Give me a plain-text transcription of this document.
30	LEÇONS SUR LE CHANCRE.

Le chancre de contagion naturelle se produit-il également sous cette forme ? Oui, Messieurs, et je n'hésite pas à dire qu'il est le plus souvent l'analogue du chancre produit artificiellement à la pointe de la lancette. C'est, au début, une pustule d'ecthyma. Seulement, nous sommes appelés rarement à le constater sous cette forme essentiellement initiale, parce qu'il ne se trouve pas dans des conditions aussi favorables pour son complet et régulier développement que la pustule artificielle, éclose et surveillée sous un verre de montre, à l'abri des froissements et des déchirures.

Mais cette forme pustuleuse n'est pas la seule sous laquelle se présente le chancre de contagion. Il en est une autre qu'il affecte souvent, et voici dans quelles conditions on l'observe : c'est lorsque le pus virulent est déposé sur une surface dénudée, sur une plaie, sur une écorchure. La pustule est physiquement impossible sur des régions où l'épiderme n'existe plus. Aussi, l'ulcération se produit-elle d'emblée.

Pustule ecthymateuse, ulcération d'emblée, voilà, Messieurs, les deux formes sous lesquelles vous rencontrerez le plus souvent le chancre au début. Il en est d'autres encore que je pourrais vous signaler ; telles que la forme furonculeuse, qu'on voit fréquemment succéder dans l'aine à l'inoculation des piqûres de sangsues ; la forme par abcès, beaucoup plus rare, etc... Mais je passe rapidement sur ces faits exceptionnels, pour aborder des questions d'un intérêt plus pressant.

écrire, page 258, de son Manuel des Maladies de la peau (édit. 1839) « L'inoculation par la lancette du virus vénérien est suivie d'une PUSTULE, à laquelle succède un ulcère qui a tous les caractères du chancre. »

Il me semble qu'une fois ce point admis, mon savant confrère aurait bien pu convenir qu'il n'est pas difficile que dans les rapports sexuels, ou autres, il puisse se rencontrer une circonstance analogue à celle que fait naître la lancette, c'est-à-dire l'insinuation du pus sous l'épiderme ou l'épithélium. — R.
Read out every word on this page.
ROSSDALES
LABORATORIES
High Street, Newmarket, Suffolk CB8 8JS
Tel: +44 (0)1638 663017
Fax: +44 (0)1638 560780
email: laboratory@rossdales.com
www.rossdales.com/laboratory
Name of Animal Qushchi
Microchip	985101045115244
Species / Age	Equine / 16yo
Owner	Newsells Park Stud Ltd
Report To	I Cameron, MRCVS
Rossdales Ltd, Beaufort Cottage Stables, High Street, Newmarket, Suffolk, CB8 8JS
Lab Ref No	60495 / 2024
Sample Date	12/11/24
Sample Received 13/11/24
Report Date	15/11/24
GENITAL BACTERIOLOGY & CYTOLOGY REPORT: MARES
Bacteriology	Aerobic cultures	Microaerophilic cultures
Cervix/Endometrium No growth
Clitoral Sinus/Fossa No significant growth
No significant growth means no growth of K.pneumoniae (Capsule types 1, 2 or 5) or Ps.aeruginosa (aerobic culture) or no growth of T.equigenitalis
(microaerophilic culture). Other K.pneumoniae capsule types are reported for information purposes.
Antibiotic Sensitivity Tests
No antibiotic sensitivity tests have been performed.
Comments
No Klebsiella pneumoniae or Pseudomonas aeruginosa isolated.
+++
Task statement
Copy each line of the data exactly, leaving nothing out.

Result of the task
Give me a plain-text transcription of this document.
30	LEÇONS SUR LE CHANCRE.

Le chancre de contagion naturelle se produit-il également sous cette forme ? Oui, Messieurs, et je n'hésite pas à dire qu'il est le plus souvent l'analogue du chancre produit artificiellement à la pointe de la lancette. C'est, au début, une pustule d'ecthyma. Seulement, nous sommes appelés rarement à le constater sous cette forme essentiellement initiale, parce qu'il ne se trouve pas dans des conditions aussi favorables pour son complet et régulier développement que la pustule artificielle, éclose et surveillée sous un verre de montre, à l'abri des froissements et des déchirures.

Mais cette forme pustuleuse n'est pas la seule sous laquelle se présente le chancre de contagion. Il en est une autre qu'il affecte souvent, et voici dans quelles conditions on l'observe : c'est lorsque le pus virulent est déposé sur une surface dénudée, sur une plaie, sur une écorchure. La pustule est physiquement impossible sur des régions où l'épiderme n'existe plus. Aussi, l'ulcération se produit-elle d'emblée.

Pustule ecthymateuse, ulcération d'emblée, voilà, Messieurs, les deux formes sous lesquelles vous rencontrerez le plus souvent le chancre au début. Il en est d'autres encore que je pourrais vous signaler ; telles que la forme furonculeuse, qu'on voit fréquemment succéder dans l'aine à l'inoculation des piqûres de sangsues ; la forme par abcès, beaucoup plus rare, etc... Mais je passe rapidement sur ces faits exceptionnels, pour aborder des questions d'un intérêt plus pressant.

écrire, page 258, de son Manuel des Maladies de la peau (édit. 1839) « L'inoculation par la lancette du virus vénérien est suivie d'une PUSTULE, à laquelle succède un ulcère qui a tous les caractères du chancre. »

Il me semble qu'une fois ce point admis, mon savant confrère aurait bien pu convenir qu'il n'est pas difficile que dans les rapports sexuels, ou autres, il puisse se rencontrer une circonstance analogue à celle que fait naître la lancette, c'est-à-dire l'insinuation du pus sous l'épiderme ou l'épithélium. — R.
Read out every word on this page.
ROSSDALES
LABORATORIES
High Street, Newmarket, Suffolk CB8 8JS
Tel: +44 (0)1638 663017
Fax: +44 (0)1638 560780
email: laboratory@rossdales.com
www.rossdales.com/laboratory
Name of Animal Qushchi
Microchip	985101045115244
Species / Age	Equine / 16yo
Owner	Newsells Park Stud Ltd
Report To	I Cameron, MRCVS
Rossdales Ltd, Beaufort Cottage Stables, High Street, Newmarket, Suffolk, CB8 8JS
Lab Ref No	60495 / 2024
Sample Date	12/11/24
Sample Received 13/11/24
Report Date	15/11/24
GENITAL BACTERIOLOGY & CYTOLOGY REPORT: MARES
Bacteriology	Aerobic cultures	Microaerophilic cultures
Cervix/Endometrium No growth
Clitoral Sinus/Fossa No significant growth
No significant growth means no growth of K.pneumoniae (Capsule types 1, 2 or 5) or Ps.aeruginosa (aerobic culture) or no growth of T.equigenitalis
(microaerophilic culture). Other K.pneumoniae capsule types are reported for information purposes.
Antibiotic Sensitivity Tests
No antibiotic sensitivity tests have been performed.
Comments
No Klebsiella pneumoniae or Pseudomonas aeruginosa isolated.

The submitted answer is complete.